_WHAT IS NEEDED_
Each entry in the listing below should be restated word for word.

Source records
(begin)

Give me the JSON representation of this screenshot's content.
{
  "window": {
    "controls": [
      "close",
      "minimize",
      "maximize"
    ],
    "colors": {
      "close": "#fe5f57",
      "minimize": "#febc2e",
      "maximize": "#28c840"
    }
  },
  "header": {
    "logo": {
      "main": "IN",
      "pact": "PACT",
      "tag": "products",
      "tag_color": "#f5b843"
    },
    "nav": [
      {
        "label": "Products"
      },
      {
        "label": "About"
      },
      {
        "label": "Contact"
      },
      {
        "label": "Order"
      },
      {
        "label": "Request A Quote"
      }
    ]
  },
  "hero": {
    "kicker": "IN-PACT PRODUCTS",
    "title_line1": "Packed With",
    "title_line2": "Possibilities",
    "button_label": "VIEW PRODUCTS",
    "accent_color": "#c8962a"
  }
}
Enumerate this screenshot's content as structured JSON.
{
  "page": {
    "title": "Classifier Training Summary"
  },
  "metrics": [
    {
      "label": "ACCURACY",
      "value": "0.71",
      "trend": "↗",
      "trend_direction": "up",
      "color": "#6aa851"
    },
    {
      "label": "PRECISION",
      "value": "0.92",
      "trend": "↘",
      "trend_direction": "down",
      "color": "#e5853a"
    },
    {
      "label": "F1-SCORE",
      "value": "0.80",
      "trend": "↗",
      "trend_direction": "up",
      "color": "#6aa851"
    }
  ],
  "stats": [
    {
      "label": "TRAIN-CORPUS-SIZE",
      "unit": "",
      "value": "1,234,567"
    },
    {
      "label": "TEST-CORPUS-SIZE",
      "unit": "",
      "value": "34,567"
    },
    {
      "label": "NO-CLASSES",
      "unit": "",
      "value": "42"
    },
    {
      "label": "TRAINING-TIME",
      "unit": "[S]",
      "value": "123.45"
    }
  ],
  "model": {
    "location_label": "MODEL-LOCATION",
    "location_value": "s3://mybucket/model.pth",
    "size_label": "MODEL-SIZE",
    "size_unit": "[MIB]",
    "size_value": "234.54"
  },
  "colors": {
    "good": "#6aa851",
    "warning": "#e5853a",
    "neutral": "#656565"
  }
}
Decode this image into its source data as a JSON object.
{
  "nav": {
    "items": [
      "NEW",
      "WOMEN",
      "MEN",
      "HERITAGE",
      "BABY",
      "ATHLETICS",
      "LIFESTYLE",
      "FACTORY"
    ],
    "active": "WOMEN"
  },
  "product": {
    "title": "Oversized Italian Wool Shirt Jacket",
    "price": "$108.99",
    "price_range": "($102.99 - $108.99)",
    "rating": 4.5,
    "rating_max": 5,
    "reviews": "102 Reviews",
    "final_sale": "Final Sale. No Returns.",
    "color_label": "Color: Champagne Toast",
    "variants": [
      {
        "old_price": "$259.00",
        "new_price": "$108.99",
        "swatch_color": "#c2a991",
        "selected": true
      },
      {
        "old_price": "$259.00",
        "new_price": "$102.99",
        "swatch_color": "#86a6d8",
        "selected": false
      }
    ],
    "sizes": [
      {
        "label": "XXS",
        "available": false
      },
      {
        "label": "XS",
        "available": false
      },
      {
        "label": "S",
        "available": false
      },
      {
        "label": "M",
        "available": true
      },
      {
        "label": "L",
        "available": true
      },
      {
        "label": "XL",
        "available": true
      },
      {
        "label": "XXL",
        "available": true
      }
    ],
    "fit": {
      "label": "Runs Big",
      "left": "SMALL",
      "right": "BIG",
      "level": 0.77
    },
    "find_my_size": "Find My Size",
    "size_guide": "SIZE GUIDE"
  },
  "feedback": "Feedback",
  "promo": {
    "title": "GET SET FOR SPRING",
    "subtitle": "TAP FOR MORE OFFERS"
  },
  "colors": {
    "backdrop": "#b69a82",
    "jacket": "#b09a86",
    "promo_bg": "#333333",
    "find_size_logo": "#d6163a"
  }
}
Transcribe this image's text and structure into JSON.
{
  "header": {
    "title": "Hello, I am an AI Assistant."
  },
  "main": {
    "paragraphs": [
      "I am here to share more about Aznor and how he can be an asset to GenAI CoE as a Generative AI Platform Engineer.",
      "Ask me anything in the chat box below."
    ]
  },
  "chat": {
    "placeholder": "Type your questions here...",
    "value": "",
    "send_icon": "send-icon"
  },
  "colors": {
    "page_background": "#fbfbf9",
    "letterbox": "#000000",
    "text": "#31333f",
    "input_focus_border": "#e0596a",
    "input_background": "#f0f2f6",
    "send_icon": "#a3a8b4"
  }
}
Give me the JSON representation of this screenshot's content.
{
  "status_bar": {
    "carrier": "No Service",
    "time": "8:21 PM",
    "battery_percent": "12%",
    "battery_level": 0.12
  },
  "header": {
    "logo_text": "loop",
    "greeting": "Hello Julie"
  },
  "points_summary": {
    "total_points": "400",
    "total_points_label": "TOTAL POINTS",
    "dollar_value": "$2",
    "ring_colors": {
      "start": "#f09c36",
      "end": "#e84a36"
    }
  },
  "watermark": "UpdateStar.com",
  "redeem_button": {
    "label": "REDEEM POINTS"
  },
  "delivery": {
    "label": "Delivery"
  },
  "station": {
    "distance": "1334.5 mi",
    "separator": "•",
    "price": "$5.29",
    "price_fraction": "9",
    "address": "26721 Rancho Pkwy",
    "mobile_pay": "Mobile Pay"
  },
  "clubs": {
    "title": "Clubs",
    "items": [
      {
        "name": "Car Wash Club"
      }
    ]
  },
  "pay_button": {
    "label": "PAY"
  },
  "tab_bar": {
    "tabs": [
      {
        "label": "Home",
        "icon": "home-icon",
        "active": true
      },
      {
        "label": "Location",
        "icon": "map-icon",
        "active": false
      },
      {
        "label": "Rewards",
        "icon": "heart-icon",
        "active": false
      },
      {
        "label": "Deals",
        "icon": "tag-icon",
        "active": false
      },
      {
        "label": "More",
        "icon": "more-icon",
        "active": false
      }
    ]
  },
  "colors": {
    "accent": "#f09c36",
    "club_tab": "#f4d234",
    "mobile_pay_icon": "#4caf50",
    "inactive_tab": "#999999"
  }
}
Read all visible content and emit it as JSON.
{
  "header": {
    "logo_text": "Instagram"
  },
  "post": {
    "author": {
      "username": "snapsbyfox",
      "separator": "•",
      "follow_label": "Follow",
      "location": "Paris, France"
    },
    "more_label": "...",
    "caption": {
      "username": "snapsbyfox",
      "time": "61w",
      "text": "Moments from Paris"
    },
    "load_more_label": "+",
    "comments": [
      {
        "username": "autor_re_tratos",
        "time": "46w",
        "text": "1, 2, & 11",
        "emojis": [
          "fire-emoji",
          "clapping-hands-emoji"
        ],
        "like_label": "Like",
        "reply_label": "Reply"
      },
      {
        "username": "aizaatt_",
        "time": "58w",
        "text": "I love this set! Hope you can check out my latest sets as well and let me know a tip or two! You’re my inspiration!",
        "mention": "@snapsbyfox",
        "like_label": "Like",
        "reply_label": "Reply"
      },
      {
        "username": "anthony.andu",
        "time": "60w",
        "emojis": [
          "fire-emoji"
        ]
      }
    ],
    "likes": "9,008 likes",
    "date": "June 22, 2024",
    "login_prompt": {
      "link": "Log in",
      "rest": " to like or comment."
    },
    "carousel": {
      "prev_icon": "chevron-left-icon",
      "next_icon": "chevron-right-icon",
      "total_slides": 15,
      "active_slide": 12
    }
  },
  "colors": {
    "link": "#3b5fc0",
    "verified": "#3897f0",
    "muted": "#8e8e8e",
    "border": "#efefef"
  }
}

(end)

_ANSWER TO THE PROBLEM_
Give me the JSON representation of this screenshot's content.
{
  "window": {
    "controls": [
      "close",
      "minimize",
      "maximize"
    ],
    "colors": {
      "close": "#fe5f57",
      "minimize": "#febc2e",
      "maximize": "#28c840"
    }
  },
  "header": {
    "logo": {
      "main": "IN",
      "pact": "PACT",
      "tag": "products",
      "tag_color": "#f5b843"
    },
    "nav": [
      {
        "label": "Products"
      },
      {
        "label": "About"
      },
      {
        "label": "Contact"
      },
      {
        "label": "Order"
      },
      {
        "label": "Request A Quote"
      }
    ]
  },
  "hero": {
    "kicker": "IN-PACT PRODUCTS",
    "title_line1": "Packed With",
    "title_line2": "Possibilities",
    "button_label": "VIEW PRODUCTS",
    "accent_color": "#c8962a"
  }
}
Enumerate this screenshot's content as structured JSON.
{
  "page": {
    "title": "Classifier Training Summary"
  },
  "metrics": [
    {
      "label": "ACCURACY",
      "value": "0.71",
      "trend": "↗",
      "trend_direction": "up",
      "color": "#6aa851"
    },
    {
      "label": "PRECISION",
      "value": "0.92",
      "trend": "↘",
      "trend_direction": "down",
      "color": "#e5853a"
    },
    {
      "label": "F1-SCORE",
      "value": "0.80",
      "trend": "↗",
      "trend_direction": "up",
      "color": "#6aa851"
    }
  ],
  "stats": [
    {
      "label": "TRAIN-CORPUS-SIZE",
      "unit": "",
      "value": "1,234,567"
    },
    {
      "label": "TEST-CORPUS-SIZE",
      "unit": "",
      "value": "34,567"
    },
    {
      "label": "NO-CLASSES",
      "unit": "",
      "value": "42"
    },
    {
      "label": "TRAINING-TIME",
      "unit": "[S]",
      "value": "123.45"
    }
  ],
  "model": {
    "location_label": "MODEL-LOCATION",
    "location_value": "s3://mybucket/model.pth",
    "size_label": "MODEL-SIZE",
    "size_unit": "[MIB]",
    "size_value": "234.54"
  },
  "colors": {
    "good": "#6aa851",
    "warning": "#e5853a",
    "neutral": "#656565"
  }
}
Decode this image into its source data as a JSON object.
{
  "nav": {
    "items": [
      "NEW",
      "WOMEN",
      "MEN",
      "HERITAGE",
      "BABY",
      "ATHLETICS",
      "LIFESTYLE",
      "FACTORY"
    ],
    "active": "WOMEN"
  },
  "product": {
    "title": "Oversized Italian Wool Shirt Jacket",
    "price": "$108.99",
    "price_range": "($102.99 - $108.99)",
    "rating": 4.5,
    "rating_max": 5,
    "reviews": "102 Reviews",
    "final_sale": "Final Sale. No Returns.",
    "color_label": "Color: Champagne Toast",
    "variants": [
      {
        "old_price": "$259.00",
        "new_price": "$108.99",
        "swatch_color": "#c2a991",
        "selected": true
      },
      {
        "old_price": "$259.00",
        "new_price": "$102.99",
        "swatch_color": "#86a6d8",
        "selected": false
      }
    ],
    "sizes": [
      {
        "label": "XXS",
        "available": false
      },
      {
        "label": "XS",
        "available": false
      },
      {
        "label": "S",
        "available": false
      },
      {
        "label": "M",
        "available": true
      },
      {
        "label": "L",
        "available": true
      },
      {
        "label": "XL",
        "available": true
      },
      {
        "label": "XXL",
        "available": true
      }
    ],
    "fit": {
      "label": "Runs Big",
      "left": "SMALL",
      "right": "BIG",
      "level": 0.77
    },
    "find_my_size": "Find My Size",
    "size_guide": "SIZE GUIDE"
  },
  "feedback": "Feedback",
  "promo": {
    "title": "GET SET FOR SPRING",
    "subtitle": "TAP FOR MORE OFFERS"
  },
  "colors": {
    "backdrop": "#b69a82",
    "jacket": "#b09a86",
    "promo_bg": "#333333",
    "find_size_logo": "#d6163a"
  }
}
Transcribe this image's text and structure into JSON.
{
  "header": {
    "title": "Hello, I am an AI Assistant."
  },
  "main": {
    "paragraphs": [
      "I am here to share more about Aznor and how he can be an asset to GenAI CoE as a Generative AI Platform Engineer.",
      "Ask me anything in the chat box below."
    ]
  },
  "chat": {
    "placeholder": "Type your questions here...",
    "value": "",
    "send_icon": "send-icon"
  },
  "colors": {
    "page_background": "#fbfbf9",
    "letterbox": "#000000",
    "text": "#31333f",
    "input_focus_border": "#e0596a",
    "input_background": "#f0f2f6",
    "send_icon": "#a3a8b4"
  }
}
Give me the JSON representation of this screenshot's content.
{
  "status_bar": {
    "carrier": "No Service",
    "time": "8:21 PM",
    "battery_percent": "12%",
    "battery_level": 0.12
  },
  "header": {
    "logo_text": "loop",
    "greeting": "Hello Julie"
  },
  "points_summary": {
    "total_points": "400",
    "total_points_label": "TOTAL POINTS",
    "dollar_value": "$2",
    "ring_colors": {
      "start": "#f09c36",
      "end": "#e84a36"
    }
  },
  "watermark": "UpdateStar.com",
  "redeem_button": {
    "label": "REDEEM POINTS"
  },
  "delivery": {
    "label": "Delivery"
  },
  "station": {
    "distance": "1334.5 mi",
    "separator": "•",
    "price": "$5.29",
    "price_fraction": "9",
    "address": "26721 Rancho Pkwy",
    "mobile_pay": "Mobile Pay"
  },
  "clubs": {
    "title": "Clubs",
    "items": [
      {
        "name": "Car Wash Club"
      }
    ]
  },
  "pay_button": {
    "label": "PAY"
  },
  "tab_bar": {
    "tabs": [
      {
        "label": "Home",
        "icon": "home-icon",
        "active": true
      },
      {
        "label": "Location",
        "icon": "map-icon",
        "active": false
      },
      {
        "label": "Rewards",
        "icon": "heart-icon",
        "active": false
      },
      {
        "label": "Deals",
        "icon": "tag-icon",
        "active": false
      },
      {
        "label": "More",
        "icon": "more-icon",
        "active": false
      }
    ]
  },
  "colors": {
    "accent": "#f09c36",
    "club_tab": "#f4d234",
    "mobile_pay_icon": "#4caf50",
    "inactive_tab": "#999999"
  }
}
Read all visible content and emit it as JSON.
{
  "header": {
    "logo_text": "Instagram"
  },
  "post": {
    "author": {
      "username": "snapsbyfox",
      "separator": "•",
      "follow_label": "Follow",
      "location": "Paris, France"
    },
    "more_label": "...",
    "caption": {
      "username": "snapsbyfox",
      "time": "61w",
      "text": "Moments from Paris"
    },
    "load_more_label": "+",
    "comments": [
      {
        "username": "autor_re_tratos",
        "time": "46w",
        "text": "1, 2, & 11",
        "emojis": [
          "fire-emoji",
          "clapping-hands-emoji"
        ],
        "like_label": "Like",
        "reply_label": "Reply"
      },
      {
        "username": "aizaatt_",
        "time": "58w",
        "text": "I love this set! Hope you can check out my latest sets as well and let me know a tip or two! You’re my inspiration!",
        "mention": "@snapsbyfox",
        "like_label": "Like",
        "reply_label": "Reply"
      },
      {
        "username": "anthony.andu",
        "time": "60w",
        "emojis": [
          "fire-emoji"
        ]
      }
    ],
    "likes": "9,008 likes",
    "date": "June 22, 2024",
    "login_prompt": {
      "link": "Log in",
      "rest": " to like or comment."
    },
    "carousel": {
      "prev_icon": "chevron-left-icon",
      "next_icon": "chevron-right-icon",
      "total_slides": 15,
      "active_slide": 12
    }
  },
  "colors": {
    "link": "#3b5fc0",
    "verified": "#3897f0",
    "muted": "#8e8e8e",
    "border": "#efefef"
  }
}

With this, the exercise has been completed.